**DIRECTIONS**
Pull out every line below that holds the word "text".

####

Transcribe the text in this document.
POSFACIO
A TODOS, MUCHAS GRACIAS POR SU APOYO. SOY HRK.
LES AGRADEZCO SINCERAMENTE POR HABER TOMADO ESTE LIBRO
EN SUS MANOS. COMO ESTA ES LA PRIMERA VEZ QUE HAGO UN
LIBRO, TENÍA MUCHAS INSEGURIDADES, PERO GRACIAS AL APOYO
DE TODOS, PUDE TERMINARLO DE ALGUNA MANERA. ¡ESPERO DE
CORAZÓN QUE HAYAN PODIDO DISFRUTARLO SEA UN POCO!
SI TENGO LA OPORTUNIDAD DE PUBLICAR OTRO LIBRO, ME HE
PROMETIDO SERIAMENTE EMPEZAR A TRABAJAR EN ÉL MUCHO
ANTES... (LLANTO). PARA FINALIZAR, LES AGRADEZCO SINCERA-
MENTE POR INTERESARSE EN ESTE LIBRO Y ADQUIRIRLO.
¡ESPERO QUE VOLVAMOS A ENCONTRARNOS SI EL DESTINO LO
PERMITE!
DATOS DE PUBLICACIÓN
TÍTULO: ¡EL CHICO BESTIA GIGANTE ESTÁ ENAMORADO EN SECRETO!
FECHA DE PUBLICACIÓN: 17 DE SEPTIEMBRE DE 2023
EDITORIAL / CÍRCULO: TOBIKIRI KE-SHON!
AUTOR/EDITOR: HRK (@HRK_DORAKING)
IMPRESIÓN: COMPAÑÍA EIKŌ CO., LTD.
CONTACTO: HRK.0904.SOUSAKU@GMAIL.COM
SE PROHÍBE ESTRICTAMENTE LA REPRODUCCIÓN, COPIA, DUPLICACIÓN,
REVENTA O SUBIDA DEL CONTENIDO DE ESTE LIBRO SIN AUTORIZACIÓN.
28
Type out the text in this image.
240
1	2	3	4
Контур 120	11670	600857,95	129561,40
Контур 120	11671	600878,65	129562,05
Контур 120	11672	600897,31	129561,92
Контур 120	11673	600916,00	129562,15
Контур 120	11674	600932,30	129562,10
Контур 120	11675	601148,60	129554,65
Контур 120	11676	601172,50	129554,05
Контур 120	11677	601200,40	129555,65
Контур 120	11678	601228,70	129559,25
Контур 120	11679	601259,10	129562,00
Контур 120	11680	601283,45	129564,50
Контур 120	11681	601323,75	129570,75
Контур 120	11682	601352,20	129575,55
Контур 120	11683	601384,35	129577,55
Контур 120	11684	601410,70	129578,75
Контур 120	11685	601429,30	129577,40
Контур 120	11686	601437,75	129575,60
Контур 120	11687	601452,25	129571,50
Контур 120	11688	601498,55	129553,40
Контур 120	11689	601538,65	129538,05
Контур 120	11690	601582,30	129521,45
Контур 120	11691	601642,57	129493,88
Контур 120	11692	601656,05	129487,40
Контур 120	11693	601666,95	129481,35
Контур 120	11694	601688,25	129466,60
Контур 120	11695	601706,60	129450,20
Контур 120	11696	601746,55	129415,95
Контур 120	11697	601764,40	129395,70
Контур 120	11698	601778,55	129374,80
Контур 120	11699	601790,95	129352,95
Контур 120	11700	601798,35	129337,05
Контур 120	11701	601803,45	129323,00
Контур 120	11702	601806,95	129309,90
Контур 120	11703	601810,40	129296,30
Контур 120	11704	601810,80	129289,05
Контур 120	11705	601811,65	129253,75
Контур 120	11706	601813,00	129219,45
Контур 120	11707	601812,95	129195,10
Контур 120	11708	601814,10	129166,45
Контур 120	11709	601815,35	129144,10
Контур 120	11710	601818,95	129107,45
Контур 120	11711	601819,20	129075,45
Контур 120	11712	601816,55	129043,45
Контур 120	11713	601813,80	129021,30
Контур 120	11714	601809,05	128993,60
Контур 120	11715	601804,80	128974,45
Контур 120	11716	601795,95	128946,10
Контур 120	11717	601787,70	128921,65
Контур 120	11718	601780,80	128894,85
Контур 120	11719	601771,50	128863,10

####

**TASK SOLUTION**
Transcribe the text in this document.
Type out the text in this image.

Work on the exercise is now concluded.